AIM OF THE EXERCISE -> The records below must be transcribed exactly. Do not include the pictures.

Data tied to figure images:
════════════════════
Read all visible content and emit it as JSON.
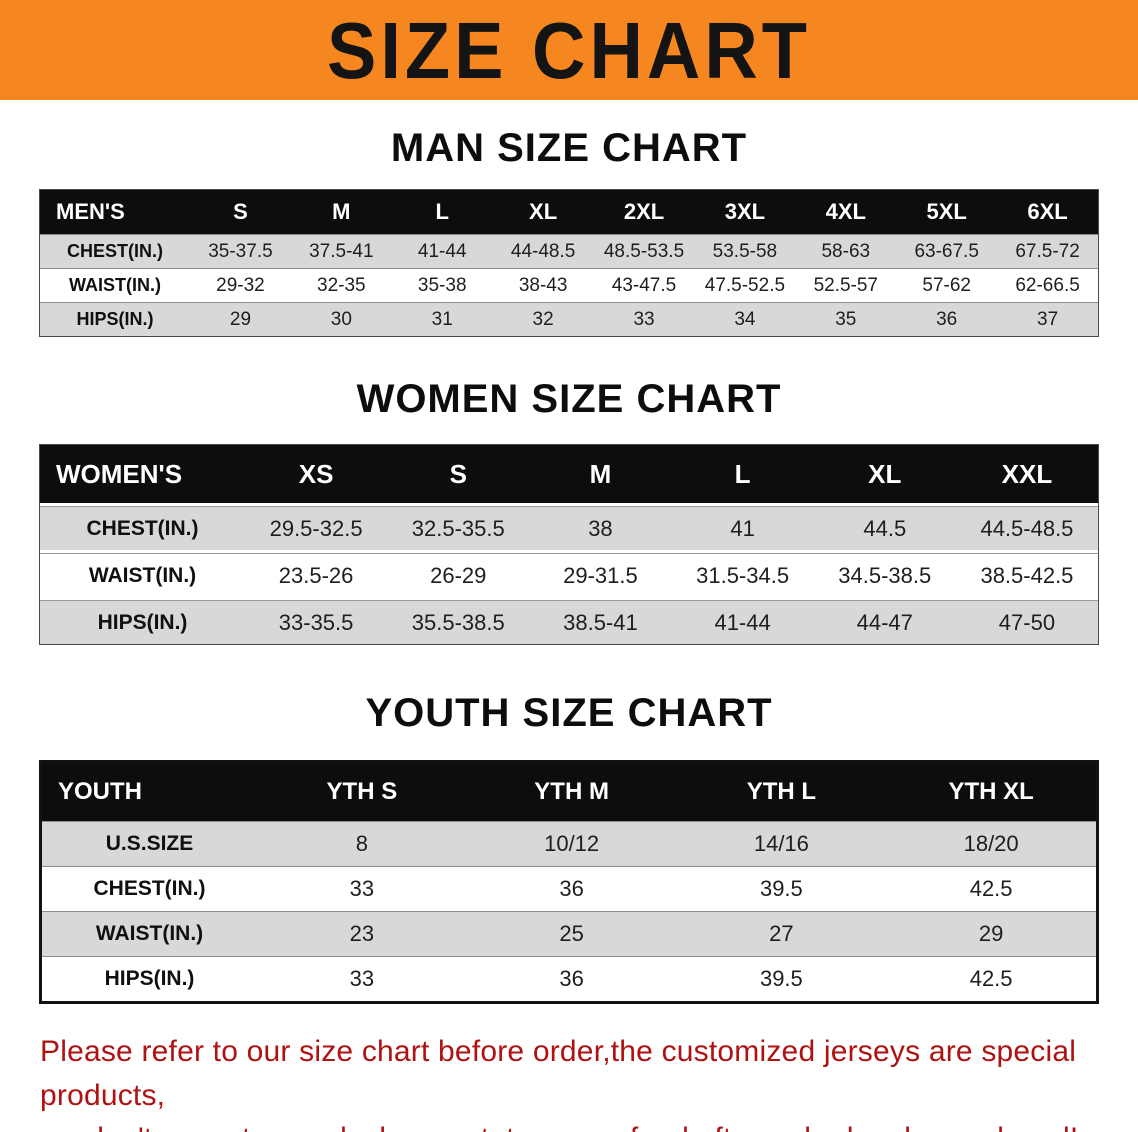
{
  "banner": {
    "title": "SIZE CHART"
  },
  "headings": {
    "men": "MAN SIZE CHART",
    "women": "WOMEN SIZE CHART",
    "youth": "YOUTH SIZE CHART"
  },
  "men": {
    "label": "MEN'S",
    "columns": [
      "S",
      "M",
      "L",
      "XL",
      "2XL",
      "3XL",
      "4XL",
      "5XL",
      "6XL"
    ],
    "rows": [
      {
        "label": "CHEST(IN.)",
        "values": [
          "35-37.5",
          "37.5-41",
          "41-44",
          "44-48.5",
          "48.5-53.5",
          "53.5-58",
          "58-63",
          "63-67.5",
          "67.5-72"
        ]
      },
      {
        "label": "WAIST(IN.)",
        "values": [
          "29-32",
          "32-35",
          "35-38",
          "38-43",
          "43-47.5",
          "47.5-52.5",
          "52.5-57",
          "57-62",
          "62-66.5"
        ]
      },
      {
        "label": "HIPS(IN.)",
        "values": [
          "29",
          "30",
          "31",
          "32",
          "33",
          "34",
          "35",
          "36",
          "37"
        ]
      }
    ]
  },
  "women": {
    "label": "WOMEN'S",
    "columns": [
      "XS",
      "S",
      "M",
      "L",
      "XL",
      "XXL"
    ],
    "rows": [
      {
        "label": "CHEST(IN.)",
        "values": [
          "29.5-32.5",
          "32.5-35.5",
          "38",
          "41",
          "44.5",
          "44.5-48.5"
        ]
      },
      {
        "label": "WAIST(IN.)",
        "values": [
          "23.5-26",
          "26-29",
          "29-31.5",
          "31.5-34.5",
          "34.5-38.5",
          "38.5-42.5"
        ]
      },
      {
        "label": "HIPS(IN.)",
        "values": [
          "33-35.5",
          "35.5-38.5",
          "38.5-41",
          "41-44",
          "44-47",
          "47-50"
        ]
      }
    ]
  },
  "youth": {
    "label": "YOUTH",
    "columns": [
      "YTH S",
      "YTH M",
      "YTH L",
      "YTH XL"
    ],
    "rows": [
      {
        "label": "U.S.SIZE",
        "values": [
          "8",
          "10/12",
          "14/16",
          "18/20"
        ]
      },
      {
        "label": "CHEST(IN.)",
        "values": [
          "33",
          "36",
          "39.5",
          "42.5"
        ]
      },
      {
        "label": "WAIST(IN.)",
        "values": [
          "23",
          "25",
          "27",
          "29"
        ]
      },
      {
        "label": "HIPS(IN.)",
        "values": [
          "33",
          "36",
          "39.5",
          "42.5"
        ]
      }
    ]
  },
  "disclaimer": {
    "line1": "Please refer to our size chart before order,the customized jerseys are special products,",
    "line2": "we don't accept cancel, change, teturn or refund after order has been placed!"
  },
  "colors": {
    "banner": "#f6861f",
    "header_bar": "#0d0d0d",
    "row_stripe": "#d8d8d8",
    "disclaimer_text": "#b01212"
  }
}
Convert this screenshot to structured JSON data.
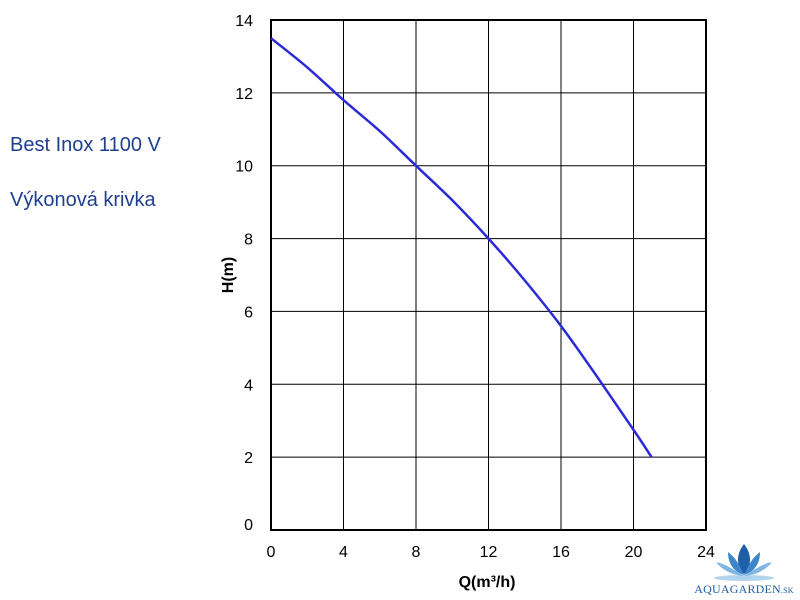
{
  "side_text": {
    "product": "Best Inox 1100 V",
    "curve": "Výkonová krivka"
  },
  "logo": {
    "name": "AQUAGARDEN",
    "suffix": ".SK",
    "colors": [
      "#1f5fa8",
      "#3f86c9",
      "#7fb6e3"
    ]
  },
  "colors": {
    "curve": "#2a2ad8",
    "grid": "#000000",
    "side_text": "#1f3f8f"
  },
  "chart_data": {
    "type": "line",
    "xlabel": "Q(m³/h)",
    "ylabel": "H(m)",
    "xlim": [
      0,
      24
    ],
    "ylim": [
      0,
      14
    ],
    "xticks": [
      0,
      4,
      8,
      12,
      16,
      20,
      24
    ],
    "yticks": [
      0,
      2,
      4,
      6,
      8,
      10,
      12,
      14
    ],
    "grid": true,
    "series": [
      {
        "x": [
          0,
          2,
          4,
          6,
          8,
          10,
          12,
          14,
          16,
          18,
          20,
          21
        ],
        "y": [
          13.5,
          12.7,
          11.8,
          10.95,
          10.0,
          9.05,
          8.0,
          6.85,
          5.6,
          4.2,
          2.75,
          2.0
        ]
      }
    ]
  }
}
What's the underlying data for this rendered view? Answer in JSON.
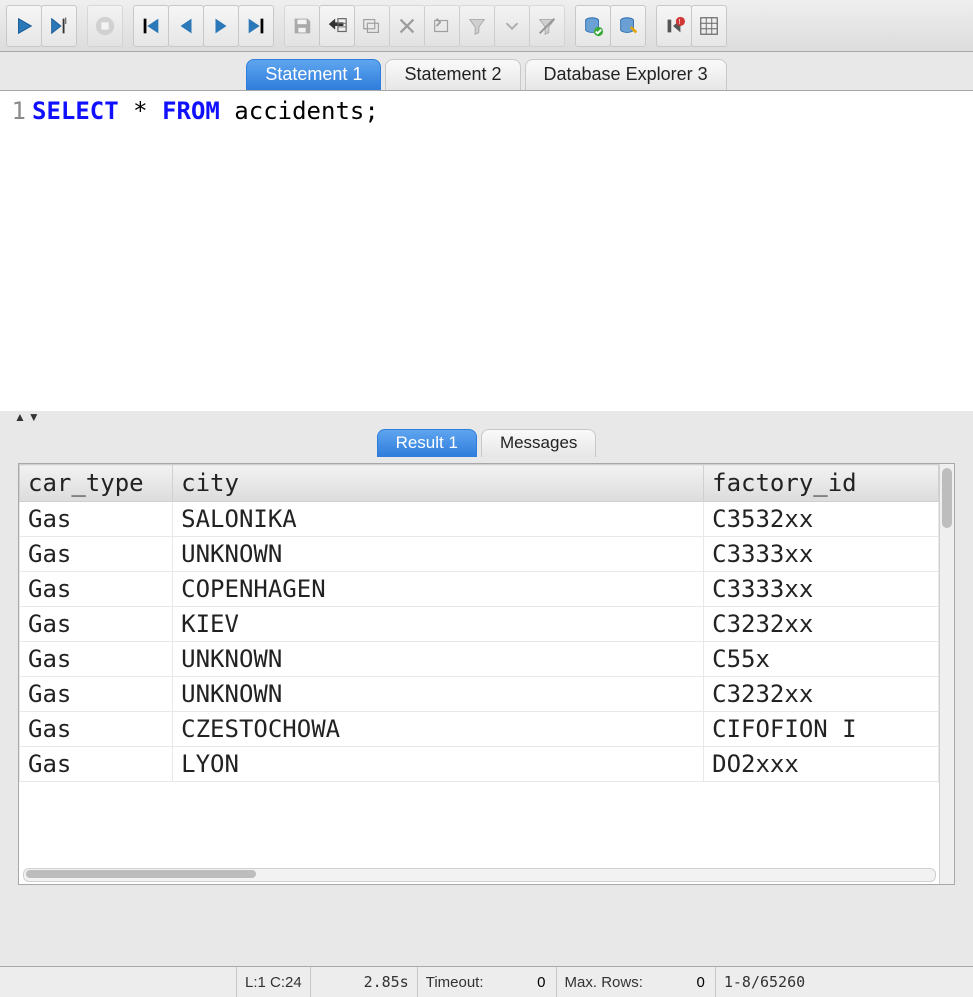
{
  "toolbar": {
    "run": "Run",
    "run_cursor": "Run at cursor",
    "stop": "Stop",
    "first": "First",
    "prev": "Previous",
    "next": "Next",
    "last": "Last",
    "save": "Save",
    "insert_row": "Insert row",
    "duplicate_row": "Duplicate row",
    "delete_row": "Delete row",
    "commit": "Commit",
    "filter": "Filter",
    "filter_drop": "Filter dropdown",
    "filter_off": "Filter off",
    "db_connect": "Connect",
    "db_exec": "Execute",
    "disconnect": "Disconnect",
    "layout": "Layout"
  },
  "tabs": {
    "items": [
      {
        "label": "Statement 1",
        "active": true
      },
      {
        "label": "Statement 2",
        "active": false
      },
      {
        "label": "Database Explorer 3",
        "active": false
      }
    ]
  },
  "editor": {
    "line_no": "1",
    "sql_keyword1": "SELECT",
    "sql_star": " * ",
    "sql_keyword2": "FROM",
    "sql_rest": " accidents;"
  },
  "result_tabs": {
    "items": [
      {
        "label": "Result 1",
        "active": true
      },
      {
        "label": "Messages",
        "active": false
      }
    ]
  },
  "grid": {
    "columns": [
      "car_type",
      "city",
      "factory_id"
    ],
    "rows": [
      [
        "Gas",
        "SALONIKA",
        "C3532xx"
      ],
      [
        "Gas",
        "UNKNOWN",
        "C3333xx"
      ],
      [
        "Gas",
        "COPENHAGEN",
        "C3333xx"
      ],
      [
        "Gas",
        "KIEV",
        "C3232xx"
      ],
      [
        "Gas",
        "UNKNOWN",
        "C55x"
      ],
      [
        "Gas",
        "UNKNOWN",
        "C3232xx"
      ],
      [
        "Gas",
        "CZESTOCHOWA",
        "CIFOFION I"
      ],
      [
        "Gas",
        "LYON",
        "DO2xxx"
      ]
    ]
  },
  "status": {
    "cursor": "L:1 C:24",
    "elapsed": "2.85s",
    "timeout_label": "Timeout:",
    "timeout_value": "0",
    "maxrows_label": "Max. Rows:",
    "maxrows_value": "0",
    "range": "1-8/65260"
  }
}
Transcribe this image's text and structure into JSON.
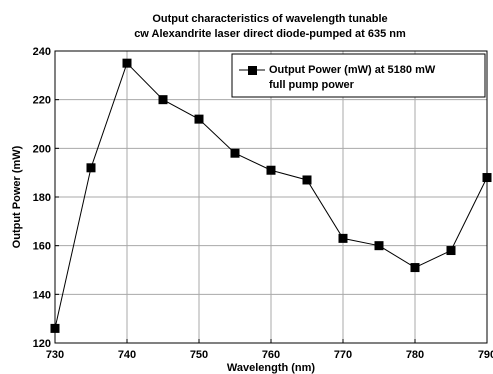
{
  "chart_data": {
    "type": "line",
    "title": [
      "Output characteristics of wavelength tunable",
      "cw Alexandrite laser direct diode-pumped at 635 nm"
    ],
    "xlabel": "Wavelength (nm)",
    "ylabel": "Output Power (mW)",
    "xlim": [
      730,
      790
    ],
    "ylim": [
      120,
      240
    ],
    "xticks": [
      730,
      740,
      750,
      760,
      770,
      780,
      790
    ],
    "yticks": [
      120,
      140,
      160,
      180,
      200,
      220,
      240
    ],
    "grid": true,
    "legend_position": "top-right",
    "series": [
      {
        "name": "Output Power (mW) at 5180 mW full pump power",
        "legend_lines": [
          "Output Power (mW) at 5180 mW",
          "full pump power"
        ],
        "color": "#000000",
        "marker": "square",
        "x": [
          730,
          735,
          740,
          745,
          750,
          755,
          760,
          765,
          770,
          775,
          780,
          785,
          790
        ],
        "y": [
          126,
          192,
          235,
          220,
          212,
          198,
          191,
          187,
          163,
          160,
          151,
          158,
          188
        ]
      }
    ]
  }
}
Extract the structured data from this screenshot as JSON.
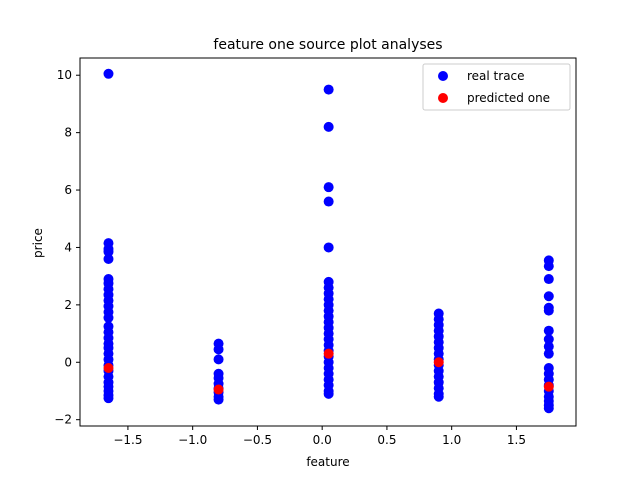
════════════════════
TASK RESPONSE ->
Read all visible content and emit it as JSON.
{
  "banner": {
    "title": "SIZE CHART"
  },
  "headings": {
    "men": "MAN SIZE CHART",
    "women": "WOMEN SIZE CHART",
    "youth": "YOUTH SIZE CHART"
  },
  "men": {
    "label": "MEN'S",
    "columns": [
      "S",
      "M",
      "L",
      "XL",
      "2XL",
      "3XL",
      "4XL",
      "5XL",
      "6XL"
    ],
    "rows": [
      {
        "label": "CHEST(IN.)",
        "values": [
          "35-37.5",
          "37.5-41",
          "41-44",
          "44-48.5",
          "48.5-53.5",
          "53.5-58",
          "58-63",
          "63-67.5",
          "67.5-72"
        ]
      },
      {
        "label": "WAIST(IN.)",
        "values": [
          "29-32",
          "32-35",
          "35-38",
          "38-43",
          "43-47.5",
          "47.5-52.5",
          "52.5-57",
          "57-62",
          "62-66.5"
        ]
      },
      {
        "label": "HIPS(IN.)",
        "values": [
          "29",
          "30",
          "31",
          "32",
          "33",
          "34",
          "35",
          "36",
          "37"
        ]
      }
    ]
  },
  "women": {
    "label": "WOMEN'S",
    "columns": [
      "XS",
      "S",
      "M",
      "L",
      "XL",
      "XXL"
    ],
    "rows": [
      {
        "label": "CHEST(IN.)",
        "values": [
          "29.5-32.5",
          "32.5-35.5",
          "38",
          "41",
          "44.5",
          "44.5-48.5"
        ]
      },
      {
        "label": "WAIST(IN.)",
        "values": [
          "23.5-26",
          "26-29",
          "29-31.5",
          "31.5-34.5",
          "34.5-38.5",
          "38.5-42.5"
        ]
      },
      {
        "label": "HIPS(IN.)",
        "values": [
          "33-35.5",
          "35.5-38.5",
          "38.5-41",
          "41-44",
          "44-47",
          "47-50"
        ]
      }
    ]
  },
  "youth": {
    "label": "YOUTH",
    "columns": [
      "YTH S",
      "YTH M",
      "YTH L",
      "YTH XL"
    ],
    "rows": [
      {
        "label": "U.S.SIZE",
        "values": [
          "8",
          "10/12",
          "14/16",
          "18/20"
        ]
      },
      {
        "label": "CHEST(IN.)",
        "values": [
          "33",
          "36",
          "39.5",
          "42.5"
        ]
      },
      {
        "label": "WAIST(IN.)",
        "values": [
          "23",
          "25",
          "27",
          "29"
        ]
      },
      {
        "label": "HIPS(IN.)",
        "values": [
          "33",
          "36",
          "39.5",
          "42.5"
        ]
      }
    ]
  },
  "disclaimer": {
    "line1": "Please refer to our size chart before order,the customized jerseys are special products,",
    "line2": "we don't accept cancel, change, teturn or refund after order has been placed!"
  },
  "colors": {
    "banner": "#f6861f",
    "header_bar": "#0d0d0d",
    "row_stripe": "#d8d8d8",
    "disclaimer_text": "#b01212"
  }
}
Convert this screenshot to structured JSON data.
{
  "side_text": {
    "product": "Best Inox 1100 V",
    "curve": "Výkonová krivka"
  },
  "logo": {
    "name": "AQUAGARDEN",
    "suffix": ".SK",
    "colors": [
      "#1f5fa8",
      "#3f86c9",
      "#7fb6e3"
    ]
  },
  "colors": {
    "curve": "#2a2ad8",
    "grid": "#000000",
    "side_text": "#1f3f8f"
  },
  "chart_data": {
    "type": "line",
    "xlabel": "Q(m³/h)",
    "ylabel": "H(m)",
    "xlim": [
      0,
      24
    ],
    "ylim": [
      0,
      14
    ],
    "xticks": [
      0,
      4,
      8,
      12,
      16,
      20,
      24
    ],
    "yticks": [
      0,
      2,
      4,
      6,
      8,
      10,
      12,
      14
    ],
    "grid": true,
    "series": [
      {
        "x": [
          0,
          2,
          4,
          6,
          8,
          10,
          12,
          14,
          16,
          18,
          20,
          21
        ],
        "y": [
          13.5,
          12.7,
          11.8,
          10.95,
          10.0,
          9.05,
          8.0,
          6.85,
          5.6,
          4.2,
          2.75,
          2.0
        ]
      }
    ]
  }
}
What's the underlying data for this rendered view? Answer in JSON.
{
  "toolbar": {
    "run": "Run",
    "run_cursor": "Run at cursor",
    "stop": "Stop",
    "first": "First",
    "prev": "Previous",
    "next": "Next",
    "last": "Last",
    "save": "Save",
    "insert_row": "Insert row",
    "duplicate_row": "Duplicate row",
    "delete_row": "Delete row",
    "commit": "Commit",
    "filter": "Filter",
    "filter_drop": "Filter dropdown",
    "filter_off": "Filter off",
    "db_connect": "Connect",
    "db_exec": "Execute",
    "disconnect": "Disconnect",
    "layout": "Layout"
  },
  "tabs": {
    "items": [
      {
        "label": "Statement 1",
        "active": true
      },
      {
        "label": "Statement 2",
        "active": false
      },
      {
        "label": "Database Explorer 3",
        "active": false
      }
    ]
  },
  "editor": {
    "line_no": "1",
    "sql_keyword1": "SELECT",
    "sql_star": " * ",
    "sql_keyword2": "FROM",
    "sql_rest": " accidents;"
  },
  "result_tabs": {
    "items": [
      {
        "label": "Result 1",
        "active": true
      },
      {
        "label": "Messages",
        "active": false
      }
    ]
  },
  "grid": {
    "columns": [
      "car_type",
      "city",
      "factory_id"
    ],
    "rows": [
      [
        "Gas",
        "SALONIKA",
        "C3532xx"
      ],
      [
        "Gas",
        "UNKNOWN",
        "C3333xx"
      ],
      [
        "Gas",
        "COPENHAGEN",
        "C3333xx"
      ],
      [
        "Gas",
        "KIEV",
        "C3232xx"
      ],
      [
        "Gas",
        "UNKNOWN",
        "C55x"
      ],
      [
        "Gas",
        "UNKNOWN",
        "C3232xx"
      ],
      [
        "Gas",
        "CZESTOCHOWA",
        "CIFOFION I"
      ],
      [
        "Gas",
        "LYON",
        "DO2xxx"
      ]
    ]
  },
  "status": {
    "cursor": "L:1 C:24",
    "elapsed": "2.85s",
    "timeout_label": "Timeout:",
    "timeout_value": "0",
    "maxrows_label": "Max. Rows:",
    "maxrows_value": "0",
    "range": "1-8/65260"
  }
}
Transcribe this image's text and structure into JSON.
{
  "chart_data": {
    "type": "line",
    "title": [
      "Output characteristics of wavelength tunable",
      "cw Alexandrite laser direct diode-pumped at 635 nm"
    ],
    "xlabel": "Wavelength (nm)",
    "ylabel": "Output Power (mW)",
    "xlim": [
      730,
      790
    ],
    "ylim": [
      120,
      240
    ],
    "xticks": [
      730,
      740,
      750,
      760,
      770,
      780,
      790
    ],
    "yticks": [
      120,
      140,
      160,
      180,
      200,
      220,
      240
    ],
    "grid": true,
    "legend_position": "top-right",
    "series": [
      {
        "name": "Output Power (mW) at 5180 mW full pump power",
        "legend_lines": [
          "Output Power (mW) at 5180 mW",
          "full pump power"
        ],
        "color": "#000000",
        "marker": "square",
        "x": [
          730,
          735,
          740,
          745,
          750,
          755,
          760,
          765,
          770,
          775,
          780,
          785,
          790
        ],
        "y": [
          126,
          192,
          235,
          220,
          212,
          198,
          191,
          187,
          163,
          160,
          151,
          158,
          188
        ]
      }
    ]
  }
}
Extract the structured data from this screenshot as JSON.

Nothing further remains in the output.